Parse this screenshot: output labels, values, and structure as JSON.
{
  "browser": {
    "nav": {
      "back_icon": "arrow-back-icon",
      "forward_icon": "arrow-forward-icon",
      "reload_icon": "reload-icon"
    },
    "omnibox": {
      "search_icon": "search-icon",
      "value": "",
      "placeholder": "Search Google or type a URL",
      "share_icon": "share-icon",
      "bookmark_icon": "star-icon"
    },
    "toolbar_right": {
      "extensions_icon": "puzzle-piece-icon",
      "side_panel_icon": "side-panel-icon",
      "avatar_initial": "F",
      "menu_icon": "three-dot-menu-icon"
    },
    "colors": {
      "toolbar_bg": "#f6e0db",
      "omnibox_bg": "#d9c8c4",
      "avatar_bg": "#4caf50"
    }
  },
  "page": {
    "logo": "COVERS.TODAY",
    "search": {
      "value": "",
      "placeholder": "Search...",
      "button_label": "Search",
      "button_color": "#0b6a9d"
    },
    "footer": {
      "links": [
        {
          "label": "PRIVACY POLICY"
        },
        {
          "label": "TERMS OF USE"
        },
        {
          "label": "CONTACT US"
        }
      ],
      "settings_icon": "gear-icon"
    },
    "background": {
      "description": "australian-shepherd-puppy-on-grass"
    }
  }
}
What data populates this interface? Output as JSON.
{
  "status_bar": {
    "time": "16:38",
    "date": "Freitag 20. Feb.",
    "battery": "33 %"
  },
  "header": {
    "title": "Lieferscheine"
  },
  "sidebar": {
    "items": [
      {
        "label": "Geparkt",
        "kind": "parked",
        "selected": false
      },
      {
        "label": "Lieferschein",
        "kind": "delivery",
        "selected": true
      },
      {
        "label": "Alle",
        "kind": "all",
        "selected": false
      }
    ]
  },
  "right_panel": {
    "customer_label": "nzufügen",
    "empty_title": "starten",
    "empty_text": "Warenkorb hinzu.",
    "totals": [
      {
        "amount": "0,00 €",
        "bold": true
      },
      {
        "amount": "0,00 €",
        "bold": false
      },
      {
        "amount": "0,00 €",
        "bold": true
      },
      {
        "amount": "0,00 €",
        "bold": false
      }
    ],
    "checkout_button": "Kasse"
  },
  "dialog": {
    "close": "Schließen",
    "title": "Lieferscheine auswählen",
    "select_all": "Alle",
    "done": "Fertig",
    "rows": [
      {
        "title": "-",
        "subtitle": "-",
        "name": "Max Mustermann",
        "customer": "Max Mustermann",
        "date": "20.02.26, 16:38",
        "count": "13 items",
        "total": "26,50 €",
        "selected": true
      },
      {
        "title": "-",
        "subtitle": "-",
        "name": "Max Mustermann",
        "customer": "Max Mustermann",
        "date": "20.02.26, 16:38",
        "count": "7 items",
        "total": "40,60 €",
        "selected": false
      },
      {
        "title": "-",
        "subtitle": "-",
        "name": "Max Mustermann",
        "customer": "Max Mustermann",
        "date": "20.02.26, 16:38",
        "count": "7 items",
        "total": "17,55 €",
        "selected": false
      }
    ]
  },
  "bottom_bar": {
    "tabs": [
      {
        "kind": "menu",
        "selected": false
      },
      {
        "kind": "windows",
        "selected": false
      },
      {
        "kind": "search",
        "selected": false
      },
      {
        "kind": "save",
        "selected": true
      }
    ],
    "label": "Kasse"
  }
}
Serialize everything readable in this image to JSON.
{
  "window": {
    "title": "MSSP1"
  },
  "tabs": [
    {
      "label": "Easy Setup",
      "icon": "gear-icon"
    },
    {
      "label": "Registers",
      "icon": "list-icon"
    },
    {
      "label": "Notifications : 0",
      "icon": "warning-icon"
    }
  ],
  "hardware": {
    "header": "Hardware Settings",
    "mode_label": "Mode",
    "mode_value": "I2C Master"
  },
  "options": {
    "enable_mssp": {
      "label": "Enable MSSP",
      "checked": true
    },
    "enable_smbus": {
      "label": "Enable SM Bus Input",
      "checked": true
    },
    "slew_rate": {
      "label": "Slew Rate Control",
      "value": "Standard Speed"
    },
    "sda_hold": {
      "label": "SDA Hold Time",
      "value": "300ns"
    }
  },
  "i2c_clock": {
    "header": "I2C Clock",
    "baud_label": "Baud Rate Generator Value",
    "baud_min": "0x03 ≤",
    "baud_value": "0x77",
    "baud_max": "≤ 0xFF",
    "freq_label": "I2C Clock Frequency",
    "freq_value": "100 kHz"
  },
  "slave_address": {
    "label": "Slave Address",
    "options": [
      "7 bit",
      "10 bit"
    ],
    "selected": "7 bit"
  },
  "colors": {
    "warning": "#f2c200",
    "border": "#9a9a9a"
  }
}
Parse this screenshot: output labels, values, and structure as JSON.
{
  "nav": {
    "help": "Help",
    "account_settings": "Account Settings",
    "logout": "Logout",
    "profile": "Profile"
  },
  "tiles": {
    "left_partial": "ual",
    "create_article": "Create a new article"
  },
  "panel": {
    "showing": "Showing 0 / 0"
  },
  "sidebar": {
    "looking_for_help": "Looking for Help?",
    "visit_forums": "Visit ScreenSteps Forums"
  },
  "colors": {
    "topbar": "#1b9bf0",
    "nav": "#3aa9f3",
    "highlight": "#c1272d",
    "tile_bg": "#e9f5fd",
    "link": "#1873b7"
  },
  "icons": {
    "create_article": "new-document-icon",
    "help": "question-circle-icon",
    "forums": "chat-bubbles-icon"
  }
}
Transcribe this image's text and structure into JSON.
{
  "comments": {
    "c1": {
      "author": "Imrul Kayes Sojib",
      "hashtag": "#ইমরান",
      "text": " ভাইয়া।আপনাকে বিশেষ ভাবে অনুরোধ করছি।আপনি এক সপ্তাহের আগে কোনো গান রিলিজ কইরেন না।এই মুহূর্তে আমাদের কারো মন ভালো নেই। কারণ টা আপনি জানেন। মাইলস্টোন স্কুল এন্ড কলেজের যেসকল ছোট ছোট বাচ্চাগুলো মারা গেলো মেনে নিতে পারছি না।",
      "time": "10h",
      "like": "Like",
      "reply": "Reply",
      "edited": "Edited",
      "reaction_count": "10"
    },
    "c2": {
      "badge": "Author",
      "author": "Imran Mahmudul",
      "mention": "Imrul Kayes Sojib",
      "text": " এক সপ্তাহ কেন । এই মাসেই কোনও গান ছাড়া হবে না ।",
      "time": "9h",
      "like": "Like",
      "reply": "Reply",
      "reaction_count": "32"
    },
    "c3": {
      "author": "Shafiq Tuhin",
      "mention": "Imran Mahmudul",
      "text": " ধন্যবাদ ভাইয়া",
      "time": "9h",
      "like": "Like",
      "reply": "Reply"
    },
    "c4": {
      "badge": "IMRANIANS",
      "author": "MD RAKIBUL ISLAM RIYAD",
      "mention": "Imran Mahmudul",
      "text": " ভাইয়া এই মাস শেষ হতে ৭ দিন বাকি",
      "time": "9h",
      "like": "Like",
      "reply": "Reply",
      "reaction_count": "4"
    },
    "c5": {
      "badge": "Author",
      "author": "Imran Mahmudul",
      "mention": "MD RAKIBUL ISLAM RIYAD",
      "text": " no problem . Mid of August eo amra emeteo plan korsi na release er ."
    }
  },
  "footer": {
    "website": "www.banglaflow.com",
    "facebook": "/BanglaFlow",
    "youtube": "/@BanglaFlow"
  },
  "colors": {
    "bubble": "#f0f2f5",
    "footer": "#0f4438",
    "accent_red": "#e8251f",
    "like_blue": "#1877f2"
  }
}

- [Requirements] Please reproduce each record precisely as written.

- [Output for this task]
Parse this screenshot: output labels, values, and structure as JSON.
{
  "browser": {
    "nav": {
      "back_icon": "arrow-back-icon",
      "forward_icon": "arrow-forward-icon",
      "reload_icon": "reload-icon"
    },
    "omnibox": {
      "search_icon": "search-icon",
      "value": "",
      "placeholder": "Search Google or type a URL",
      "share_icon": "share-icon",
      "bookmark_icon": "star-icon"
    },
    "toolbar_right": {
      "extensions_icon": "puzzle-piece-icon",
      "side_panel_icon": "side-panel-icon",
      "avatar_initial": "F",
      "menu_icon": "three-dot-menu-icon"
    },
    "colors": {
      "toolbar_bg": "#f6e0db",
      "omnibox_bg": "#d9c8c4",
      "avatar_bg": "#4caf50"
    }
  },
  "page": {
    "logo": "COVERS.TODAY",
    "search": {
      "value": "",
      "placeholder": "Search...",
      "button_label": "Search",
      "button_color": "#0b6a9d"
    },
    "footer": {
      "links": [
        {
          "label": "PRIVACY POLICY"
        },
        {
          "label": "TERMS OF USE"
        },
        {
          "label": "CONTACT US"
        }
      ],
      "settings_icon": "gear-icon"
    },
    "background": {
      "description": "australian-shepherd-puppy-on-grass"
    }
  }
}
What data populates this interface? Output as JSON.
{
  "status_bar": {
    "time": "16:38",
    "date": "Freitag 20. Feb.",
    "battery": "33 %"
  },
  "header": {
    "title": "Lieferscheine"
  },
  "sidebar": {
    "items": [
      {
        "label": "Geparkt",
        "kind": "parked",
        "selected": false
      },
      {
        "label": "Lieferschein",
        "kind": "delivery",
        "selected": true
      },
      {
        "label": "Alle",
        "kind": "all",
        "selected": false
      }
    ]
  },
  "right_panel": {
    "customer_label": "nzufügen",
    "empty_title": "starten",
    "empty_text": "Warenkorb hinzu.",
    "totals": [
      {
        "amount": "0,00 €",
        "bold": true
      },
      {
        "amount": "0,00 €",
        "bold": false
      },
      {
        "amount": "0,00 €",
        "bold": true
      },
      {
        "amount": "0,00 €",
        "bold": false
      }
    ],
    "checkout_button": "Kasse"
  },
  "dialog": {
    "close": "Schließen",
    "title": "Lieferscheine auswählen",
    "select_all": "Alle",
    "done": "Fertig",
    "rows": [
      {
        "title": "-",
        "subtitle": "-",
        "name": "Max Mustermann",
        "customer": "Max Mustermann",
        "date": "20.02.26, 16:38",
        "count": "13 items",
        "total": "26,50 €",
        "selected": true
      },
      {
        "title": "-",
        "subtitle": "-",
        "name": "Max Mustermann",
        "customer": "Max Mustermann",
        "date": "20.02.26, 16:38",
        "count": "7 items",
        "total": "40,60 €",
        "selected": false
      },
      {
        "title": "-",
        "subtitle": "-",
        "name": "Max Mustermann",
        "customer": "Max Mustermann",
        "date": "20.02.26, 16:38",
        "count": "7 items",
        "total": "17,55 €",
        "selected": false
      }
    ]
  },
  "bottom_bar": {
    "tabs": [
      {
        "kind": "menu",
        "selected": false
      },
      {
        "kind": "windows",
        "selected": false
      },
      {
        "kind": "search",
        "selected": false
      },
      {
        "kind": "save",
        "selected": true
      }
    ],
    "label": "Kasse"
  }
}
Serialize everything readable in this image to JSON.
{
  "window": {
    "title": "MSSP1"
  },
  "tabs": [
    {
      "label": "Easy Setup",
      "icon": "gear-icon"
    },
    {
      "label": "Registers",
      "icon": "list-icon"
    },
    {
      "label": "Notifications : 0",
      "icon": "warning-icon"
    }
  ],
  "hardware": {
    "header": "Hardware Settings",
    "mode_label": "Mode",
    "mode_value": "I2C Master"
  },
  "options": {
    "enable_mssp": {
      "label": "Enable MSSP",
      "checked": true
    },
    "enable_smbus": {
      "label": "Enable SM Bus Input",
      "checked": true
    },
    "slew_rate": {
      "label": "Slew Rate Control",
      "value": "Standard Speed"
    },
    "sda_hold": {
      "label": "SDA Hold Time",
      "value": "300ns"
    }
  },
  "i2c_clock": {
    "header": "I2C Clock",
    "baud_label": "Baud Rate Generator Value",
    "baud_min": "0x03 ≤",
    "baud_value": "0x77",
    "baud_max": "≤ 0xFF",
    "freq_label": "I2C Clock Frequency",
    "freq_value": "100 kHz"
  },
  "slave_address": {
    "label": "Slave Address",
    "options": [
      "7 bit",
      "10 bit"
    ],
    "selected": "7 bit"
  },
  "colors": {
    "warning": "#f2c200",
    "border": "#9a9a9a"
  }
}
Parse this screenshot: output labels, values, and structure as JSON.
{
  "nav": {
    "help": "Help",
    "account_settings": "Account Settings",
    "logout": "Logout",
    "profile": "Profile"
  },
  "tiles": {
    "left_partial": "ual",
    "create_article": "Create a new article"
  },
  "panel": {
    "showing": "Showing 0 / 0"
  },
  "sidebar": {
    "looking_for_help": "Looking for Help?",
    "visit_forums": "Visit ScreenSteps Forums"
  },
  "colors": {
    "topbar": "#1b9bf0",
    "nav": "#3aa9f3",
    "highlight": "#c1272d",
    "tile_bg": "#e9f5fd",
    "link": "#1873b7"
  },
  "icons": {
    "create_article": "new-document-icon",
    "help": "question-circle-icon",
    "forums": "chat-bubbles-icon"
  }
}
Transcribe this image's text and structure into JSON.
{
  "comments": {
    "c1": {
      "author": "Imrul Kayes Sojib",
      "hashtag": "#ইমরান",
      "text": " ভাইয়া।আপনাকে বিশেষ ভাবে অনুরোধ করছি।আপনি এক সপ্তাহের আগে কোনো গান রিলিজ কইরেন না।এই মুহূর্তে আমাদের কারো মন ভালো নেই। কারণ টা আপনি জানেন। মাইলস্টোন স্কুল এন্ড কলেজের যেসকল ছোট ছোট বাচ্চাগুলো মারা গেলো মেনে নিতে পারছি না।",
      "time": "10h",
      "like": "Like",
      "reply": "Reply",
      "edited": "Edited",
      "reaction_count": "10"
    },
    "c2": {
      "badge": "Author",
      "author": "Imran Mahmudul",
      "mention": "Imrul Kayes Sojib",
      "text": " এক সপ্তাহ কেন । এই মাসেই কোনও গান ছাড়া হবে না ।",
      "time": "9h",
      "like": "Like",
      "reply": "Reply",
      "reaction_count": "32"
    },
    "c3": {
      "author": "Shafiq Tuhin",
      "mention": "Imran Mahmudul",
      "text": " ধন্যবাদ ভাইয়া",
      "time": "9h",
      "like": "Like",
      "reply": "Reply"
    },
    "c4": {
      "badge": "IMRANIANS",
      "author": "MD RAKIBUL ISLAM RIYAD",
      "mention": "Imran Mahmudul",
      "text": " ভাইয়া এই মাস শেষ হতে ৭ দিন বাকি",
      "time": "9h",
      "like": "Like",
      "reply": "Reply",
      "reaction_count": "4"
    },
    "c5": {
      "badge": "Author",
      "author": "Imran Mahmudul",
      "mention": "MD RAKIBUL ISLAM RIYAD",
      "text": " no problem . Mid of August eo amra emeteo plan korsi na release er ."
    }
  },
  "footer": {
    "website": "www.banglaflow.com",
    "facebook": "/BanglaFlow",
    "youtube": "/@BanglaFlow"
  },
  "colors": {
    "bubble": "#f0f2f5",
    "footer": "#0f4438",
    "accent_red": "#e8251f",
    "like_blue": "#1877f2"
  }
}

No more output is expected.